→ **PROBLEM REQUIREMENTS**: Repeat each record exactly. Any picture gets left out.

→ **DATASET RECORDS**:

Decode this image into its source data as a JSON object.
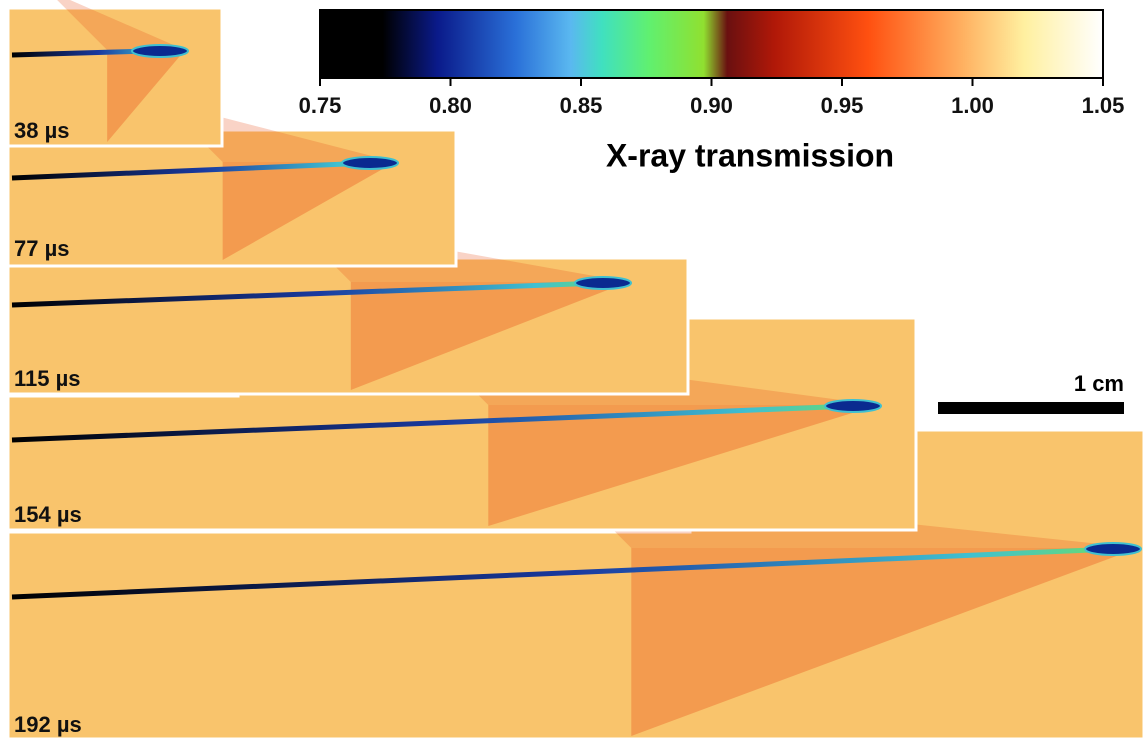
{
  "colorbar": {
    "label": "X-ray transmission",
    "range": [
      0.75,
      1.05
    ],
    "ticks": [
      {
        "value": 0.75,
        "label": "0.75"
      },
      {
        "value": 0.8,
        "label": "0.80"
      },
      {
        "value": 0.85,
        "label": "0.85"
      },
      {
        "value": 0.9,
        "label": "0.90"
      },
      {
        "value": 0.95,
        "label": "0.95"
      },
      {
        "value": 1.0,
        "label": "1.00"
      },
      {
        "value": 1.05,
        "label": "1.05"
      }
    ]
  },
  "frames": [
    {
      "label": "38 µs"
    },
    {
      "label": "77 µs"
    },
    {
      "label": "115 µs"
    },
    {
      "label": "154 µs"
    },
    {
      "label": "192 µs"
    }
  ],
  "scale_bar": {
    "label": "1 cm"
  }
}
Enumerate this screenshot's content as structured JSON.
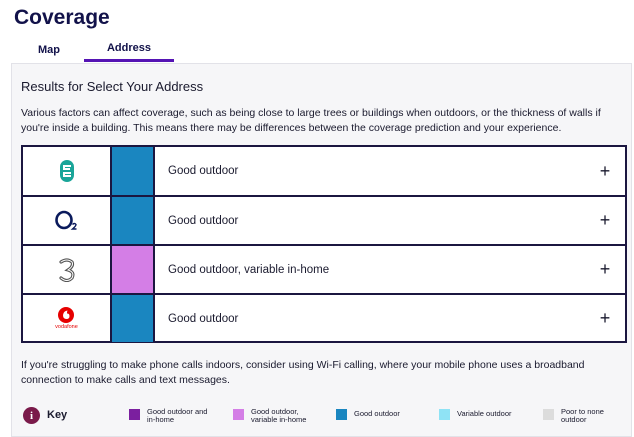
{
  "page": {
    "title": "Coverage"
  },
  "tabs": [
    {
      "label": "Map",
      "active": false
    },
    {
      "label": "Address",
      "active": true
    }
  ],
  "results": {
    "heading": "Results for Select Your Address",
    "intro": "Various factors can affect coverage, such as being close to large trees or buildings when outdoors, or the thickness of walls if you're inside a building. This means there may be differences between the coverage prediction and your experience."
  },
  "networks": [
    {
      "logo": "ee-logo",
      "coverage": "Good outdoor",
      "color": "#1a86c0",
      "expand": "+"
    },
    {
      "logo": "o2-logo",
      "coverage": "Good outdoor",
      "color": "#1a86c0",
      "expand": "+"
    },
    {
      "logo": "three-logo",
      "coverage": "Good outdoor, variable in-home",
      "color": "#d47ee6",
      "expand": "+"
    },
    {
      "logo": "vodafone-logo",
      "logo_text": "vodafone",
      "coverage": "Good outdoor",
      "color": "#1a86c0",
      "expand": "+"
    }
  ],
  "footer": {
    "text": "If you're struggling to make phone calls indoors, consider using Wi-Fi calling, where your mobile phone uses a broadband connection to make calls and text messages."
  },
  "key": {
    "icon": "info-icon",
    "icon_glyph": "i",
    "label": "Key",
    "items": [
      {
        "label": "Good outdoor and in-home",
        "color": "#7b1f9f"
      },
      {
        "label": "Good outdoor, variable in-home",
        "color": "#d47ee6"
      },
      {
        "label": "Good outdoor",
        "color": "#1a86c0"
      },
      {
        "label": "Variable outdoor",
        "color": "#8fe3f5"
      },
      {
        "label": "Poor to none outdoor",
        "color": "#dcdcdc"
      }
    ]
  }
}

→ **COMPLETE RESPONSE**:
Decode this image into its source data as a JSON object.
{
  "colorbar": {
    "label": "X-ray transmission",
    "range": [
      0.75,
      1.05
    ],
    "ticks": [
      {
        "value": 0.75,
        "label": "0.75"
      },
      {
        "value": 0.8,
        "label": "0.80"
      },
      {
        "value": 0.85,
        "label": "0.85"
      },
      {
        "value": 0.9,
        "label": "0.90"
      },
      {
        "value": 0.95,
        "label": "0.95"
      },
      {
        "value": 1.0,
        "label": "1.00"
      },
      {
        "value": 1.05,
        "label": "1.05"
      }
    ]
  },
  "frames": [
    {
      "label": "38 µs"
    },
    {
      "label": "77 µs"
    },
    {
      "label": "115 µs"
    },
    {
      "label": "154 µs"
    },
    {
      "label": "192 µs"
    }
  ],
  "scale_bar": {
    "label": "1 cm"
  }
}
Enumerate this screenshot's content as structured JSON.
{
  "page": {
    "title": "Coverage"
  },
  "tabs": [
    {
      "label": "Map",
      "active": false
    },
    {
      "label": "Address",
      "active": true
    }
  ],
  "results": {
    "heading": "Results for Select Your Address",
    "intro": "Various factors can affect coverage, such as being close to large trees or buildings when outdoors, or the thickness of walls if you're inside a building. This means there may be differences between the coverage prediction and your experience."
  },
  "networks": [
    {
      "logo": "ee-logo",
      "coverage": "Good outdoor",
      "color": "#1a86c0",
      "expand": "+"
    },
    {
      "logo": "o2-logo",
      "coverage": "Good outdoor",
      "color": "#1a86c0",
      "expand": "+"
    },
    {
      "logo": "three-logo",
      "coverage": "Good outdoor, variable in-home",
      "color": "#d47ee6",
      "expand": "+"
    },
    {
      "logo": "vodafone-logo",
      "logo_text": "vodafone",
      "coverage": "Good outdoor",
      "color": "#1a86c0",
      "expand": "+"
    }
  ],
  "footer": {
    "text": "If you're struggling to make phone calls indoors, consider using Wi-Fi calling, where your mobile phone uses a broadband connection to make calls and text messages."
  },
  "key": {
    "icon": "info-icon",
    "icon_glyph": "i",
    "label": "Key",
    "items": [
      {
        "label": "Good outdoor and in-home",
        "color": "#7b1f9f"
      },
      {
        "label": "Good outdoor, variable in-home",
        "color": "#d47ee6"
      },
      {
        "label": "Good outdoor",
        "color": "#1a86c0"
      },
      {
        "label": "Variable outdoor",
        "color": "#8fe3f5"
      },
      {
        "label": "Poor to none outdoor",
        "color": "#dcdcdc"
      }
    ]
  }
}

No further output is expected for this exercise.